→ Task objective: Transcribe the records that follow, preserving every word.

→ Stored records:
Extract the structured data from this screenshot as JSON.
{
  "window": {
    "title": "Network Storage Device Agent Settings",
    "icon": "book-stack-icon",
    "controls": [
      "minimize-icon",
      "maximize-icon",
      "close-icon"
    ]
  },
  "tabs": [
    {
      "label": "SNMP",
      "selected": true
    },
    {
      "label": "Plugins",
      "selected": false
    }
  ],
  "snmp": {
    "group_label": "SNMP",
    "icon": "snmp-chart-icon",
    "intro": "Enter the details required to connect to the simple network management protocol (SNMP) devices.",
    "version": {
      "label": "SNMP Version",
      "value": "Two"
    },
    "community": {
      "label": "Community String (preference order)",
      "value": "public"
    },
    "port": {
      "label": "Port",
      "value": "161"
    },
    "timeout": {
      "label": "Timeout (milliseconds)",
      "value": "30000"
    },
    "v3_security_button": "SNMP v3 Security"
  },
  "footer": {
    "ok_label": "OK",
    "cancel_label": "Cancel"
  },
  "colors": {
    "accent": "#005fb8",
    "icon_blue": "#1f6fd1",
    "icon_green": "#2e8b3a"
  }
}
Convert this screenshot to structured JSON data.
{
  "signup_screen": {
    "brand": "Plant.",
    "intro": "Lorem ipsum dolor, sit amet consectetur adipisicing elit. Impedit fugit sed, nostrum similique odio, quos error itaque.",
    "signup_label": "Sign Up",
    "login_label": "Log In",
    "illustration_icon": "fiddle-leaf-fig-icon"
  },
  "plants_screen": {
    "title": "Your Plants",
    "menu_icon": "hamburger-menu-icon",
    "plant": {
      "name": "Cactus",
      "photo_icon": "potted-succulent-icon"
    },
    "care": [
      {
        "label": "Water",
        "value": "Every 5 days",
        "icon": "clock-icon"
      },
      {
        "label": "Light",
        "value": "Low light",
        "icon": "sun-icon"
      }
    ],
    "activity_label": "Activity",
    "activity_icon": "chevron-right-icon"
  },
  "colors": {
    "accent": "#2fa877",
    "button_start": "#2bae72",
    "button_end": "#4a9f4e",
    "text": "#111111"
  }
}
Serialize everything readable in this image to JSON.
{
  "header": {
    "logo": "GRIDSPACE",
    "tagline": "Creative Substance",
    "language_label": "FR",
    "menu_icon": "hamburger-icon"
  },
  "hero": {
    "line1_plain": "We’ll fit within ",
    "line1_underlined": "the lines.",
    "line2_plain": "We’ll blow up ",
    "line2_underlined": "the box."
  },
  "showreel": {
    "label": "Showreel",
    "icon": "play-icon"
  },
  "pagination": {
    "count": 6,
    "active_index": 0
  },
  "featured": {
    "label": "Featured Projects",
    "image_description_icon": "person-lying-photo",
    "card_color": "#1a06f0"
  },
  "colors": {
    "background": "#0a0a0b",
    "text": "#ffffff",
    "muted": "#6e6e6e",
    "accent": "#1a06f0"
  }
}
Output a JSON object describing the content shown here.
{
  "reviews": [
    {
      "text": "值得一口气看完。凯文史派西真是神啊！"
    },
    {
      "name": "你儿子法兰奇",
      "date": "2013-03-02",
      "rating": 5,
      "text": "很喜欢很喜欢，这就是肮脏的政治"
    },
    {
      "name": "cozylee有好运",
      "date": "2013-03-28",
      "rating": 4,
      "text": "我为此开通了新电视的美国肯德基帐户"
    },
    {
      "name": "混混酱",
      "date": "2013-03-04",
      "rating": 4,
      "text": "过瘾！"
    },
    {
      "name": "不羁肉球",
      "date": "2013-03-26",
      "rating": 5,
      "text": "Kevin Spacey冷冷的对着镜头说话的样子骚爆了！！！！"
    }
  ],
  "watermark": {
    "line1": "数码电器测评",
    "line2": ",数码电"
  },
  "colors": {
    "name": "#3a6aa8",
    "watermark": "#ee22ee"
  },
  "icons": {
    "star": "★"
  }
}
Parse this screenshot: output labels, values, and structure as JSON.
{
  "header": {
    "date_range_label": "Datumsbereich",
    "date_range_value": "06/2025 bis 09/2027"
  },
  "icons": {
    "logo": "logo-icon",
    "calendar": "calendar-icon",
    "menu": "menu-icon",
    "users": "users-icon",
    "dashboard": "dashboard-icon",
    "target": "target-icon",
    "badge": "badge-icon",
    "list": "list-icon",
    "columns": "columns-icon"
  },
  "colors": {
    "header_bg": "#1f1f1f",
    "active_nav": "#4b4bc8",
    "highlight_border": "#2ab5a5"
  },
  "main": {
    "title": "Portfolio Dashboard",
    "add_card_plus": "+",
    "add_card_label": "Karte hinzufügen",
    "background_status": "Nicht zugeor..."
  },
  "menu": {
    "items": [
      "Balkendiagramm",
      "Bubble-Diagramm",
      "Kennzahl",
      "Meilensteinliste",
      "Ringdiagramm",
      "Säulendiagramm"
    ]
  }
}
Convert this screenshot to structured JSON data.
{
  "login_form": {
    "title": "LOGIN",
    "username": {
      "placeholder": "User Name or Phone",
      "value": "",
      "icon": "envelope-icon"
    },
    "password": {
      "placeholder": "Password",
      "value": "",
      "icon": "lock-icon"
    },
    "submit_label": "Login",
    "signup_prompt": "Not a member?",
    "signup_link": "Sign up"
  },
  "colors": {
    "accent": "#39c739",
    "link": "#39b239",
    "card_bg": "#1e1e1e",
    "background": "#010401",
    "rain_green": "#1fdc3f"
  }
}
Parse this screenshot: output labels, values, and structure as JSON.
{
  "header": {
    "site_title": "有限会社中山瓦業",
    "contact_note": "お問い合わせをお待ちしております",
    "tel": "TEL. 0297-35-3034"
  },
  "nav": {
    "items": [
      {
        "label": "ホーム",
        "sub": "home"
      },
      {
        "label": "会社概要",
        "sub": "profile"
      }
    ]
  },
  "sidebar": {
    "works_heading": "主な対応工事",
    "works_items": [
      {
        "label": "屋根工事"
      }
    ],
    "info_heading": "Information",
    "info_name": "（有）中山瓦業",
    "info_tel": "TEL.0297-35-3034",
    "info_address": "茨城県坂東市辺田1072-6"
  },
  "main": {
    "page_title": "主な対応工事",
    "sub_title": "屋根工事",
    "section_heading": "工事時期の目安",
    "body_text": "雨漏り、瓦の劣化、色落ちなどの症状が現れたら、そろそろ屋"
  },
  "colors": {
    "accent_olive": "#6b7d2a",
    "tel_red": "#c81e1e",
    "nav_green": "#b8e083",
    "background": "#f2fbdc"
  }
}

→ Result:
Extract the structured data from this screenshot as JSON.
{
  "window": {
    "title": "Network Storage Device Agent Settings",
    "icon": "book-stack-icon",
    "controls": [
      "minimize-icon",
      "maximize-icon",
      "close-icon"
    ]
  },
  "tabs": [
    {
      "label": "SNMP",
      "selected": true
    },
    {
      "label": "Plugins",
      "selected": false
    }
  ],
  "snmp": {
    "group_label": "SNMP",
    "icon": "snmp-chart-icon",
    "intro": "Enter the details required to connect to the simple network management protocol (SNMP) devices.",
    "version": {
      "label": "SNMP Version",
      "value": "Two"
    },
    "community": {
      "label": "Community String (preference order)",
      "value": "public"
    },
    "port": {
      "label": "Port",
      "value": "161"
    },
    "timeout": {
      "label": "Timeout (milliseconds)",
      "value": "30000"
    },
    "v3_security_button": "SNMP v3 Security"
  },
  "footer": {
    "ok_label": "OK",
    "cancel_label": "Cancel"
  },
  "colors": {
    "accent": "#005fb8",
    "icon_blue": "#1f6fd1",
    "icon_green": "#2e8b3a"
  }
}
Convert this screenshot to structured JSON data.
{
  "signup_screen": {
    "brand": "Plant.",
    "intro": "Lorem ipsum dolor, sit amet consectetur adipisicing elit. Impedit fugit sed, nostrum similique odio, quos error itaque.",
    "signup_label": "Sign Up",
    "login_label": "Log In",
    "illustration_icon": "fiddle-leaf-fig-icon"
  },
  "plants_screen": {
    "title": "Your Plants",
    "menu_icon": "hamburger-menu-icon",
    "plant": {
      "name": "Cactus",
      "photo_icon": "potted-succulent-icon"
    },
    "care": [
      {
        "label": "Water",
        "value": "Every 5 days",
        "icon": "clock-icon"
      },
      {
        "label": "Light",
        "value": "Low light",
        "icon": "sun-icon"
      }
    ],
    "activity_label": "Activity",
    "activity_icon": "chevron-right-icon"
  },
  "colors": {
    "accent": "#2fa877",
    "button_start": "#2bae72",
    "button_end": "#4a9f4e",
    "text": "#111111"
  }
}
Serialize everything readable in this image to JSON.
{
  "header": {
    "logo": "GRIDSPACE",
    "tagline": "Creative Substance",
    "language_label": "FR",
    "menu_icon": "hamburger-icon"
  },
  "hero": {
    "line1_plain": "We’ll fit within ",
    "line1_underlined": "the lines.",
    "line2_plain": "We’ll blow up ",
    "line2_underlined": "the box."
  },
  "showreel": {
    "label": "Showreel",
    "icon": "play-icon"
  },
  "pagination": {
    "count": 6,
    "active_index": 0
  },
  "featured": {
    "label": "Featured Projects",
    "image_description_icon": "person-lying-photo",
    "card_color": "#1a06f0"
  },
  "colors": {
    "background": "#0a0a0b",
    "text": "#ffffff",
    "muted": "#6e6e6e",
    "accent": "#1a06f0"
  }
}
Output a JSON object describing the content shown here.
{
  "reviews": [
    {
      "text": "值得一口气看完。凯文史派西真是神啊！"
    },
    {
      "name": "你儿子法兰奇",
      "date": "2013-03-02",
      "rating": 5,
      "text": "很喜欢很喜欢，这就是肮脏的政治"
    },
    {
      "name": "cozylee有好运",
      "date": "2013-03-28",
      "rating": 4,
      "text": "我为此开通了新电视的美国肯德基帐户"
    },
    {
      "name": "混混酱",
      "date": "2013-03-04",
      "rating": 4,
      "text": "过瘾！"
    },
    {
      "name": "不羁肉球",
      "date": "2013-03-26",
      "rating": 5,
      "text": "Kevin Spacey冷冷的对着镜头说话的样子骚爆了！！！！"
    }
  ],
  "watermark": {
    "line1": "数码电器测评",
    "line2": ",数码电"
  },
  "colors": {
    "name": "#3a6aa8",
    "watermark": "#ee22ee"
  },
  "icons": {
    "star": "★"
  }
}
Parse this screenshot: output labels, values, and structure as JSON.
{
  "header": {
    "date_range_label": "Datumsbereich",
    "date_range_value": "06/2025 bis 09/2027"
  },
  "icons": {
    "logo": "logo-icon",
    "calendar": "calendar-icon",
    "menu": "menu-icon",
    "users": "users-icon",
    "dashboard": "dashboard-icon",
    "target": "target-icon",
    "badge": "badge-icon",
    "list": "list-icon",
    "columns": "columns-icon"
  },
  "colors": {
    "header_bg": "#1f1f1f",
    "active_nav": "#4b4bc8",
    "highlight_border": "#2ab5a5"
  },
  "main": {
    "title": "Portfolio Dashboard",
    "add_card_plus": "+",
    "add_card_label": "Karte hinzufügen",
    "background_status": "Nicht zugeor..."
  },
  "menu": {
    "items": [
      "Balkendiagramm",
      "Bubble-Diagramm",
      "Kennzahl",
      "Meilensteinliste",
      "Ringdiagramm",
      "Säulendiagramm"
    ]
  }
}
Convert this screenshot to structured JSON data.
{
  "login_form": {
    "title": "LOGIN",
    "username": {
      "placeholder": "User Name or Phone",
      "value": "",
      "icon": "envelope-icon"
    },
    "password": {
      "placeholder": "Password",
      "value": "",
      "icon": "lock-icon"
    },
    "submit_label": "Login",
    "signup_prompt": "Not a member?",
    "signup_link": "Sign up"
  },
  "colors": {
    "accent": "#39c739",
    "link": "#39b239",
    "card_bg": "#1e1e1e",
    "background": "#010401",
    "rain_green": "#1fdc3f"
  }
}
Parse this screenshot: output labels, values, and structure as JSON.
{
  "header": {
    "site_title": "有限会社中山瓦業",
    "contact_note": "お問い合わせをお待ちしております",
    "tel": "TEL. 0297-35-3034"
  },
  "nav": {
    "items": [
      {
        "label": "ホーム",
        "sub": "home"
      },
      {
        "label": "会社概要",
        "sub": "profile"
      }
    ]
  },
  "sidebar": {
    "works_heading": "主な対応工事",
    "works_items": [
      {
        "label": "屋根工事"
      }
    ],
    "info_heading": "Information",
    "info_name": "（有）中山瓦業",
    "info_tel": "TEL.0297-35-3034",
    "info_address": "茨城県坂東市辺田1072-6"
  },
  "main": {
    "page_title": "主な対応工事",
    "sub_title": "屋根工事",
    "section_heading": "工事時期の目安",
    "body_text": "雨漏り、瓦の劣化、色落ちなどの症状が現れたら、そろそろ屋"
  },
  "colors": {
    "accent_olive": "#6b7d2a",
    "tel_red": "#c81e1e",
    "nav_green": "#b8e083",
    "background": "#f2fbdc"
  }
}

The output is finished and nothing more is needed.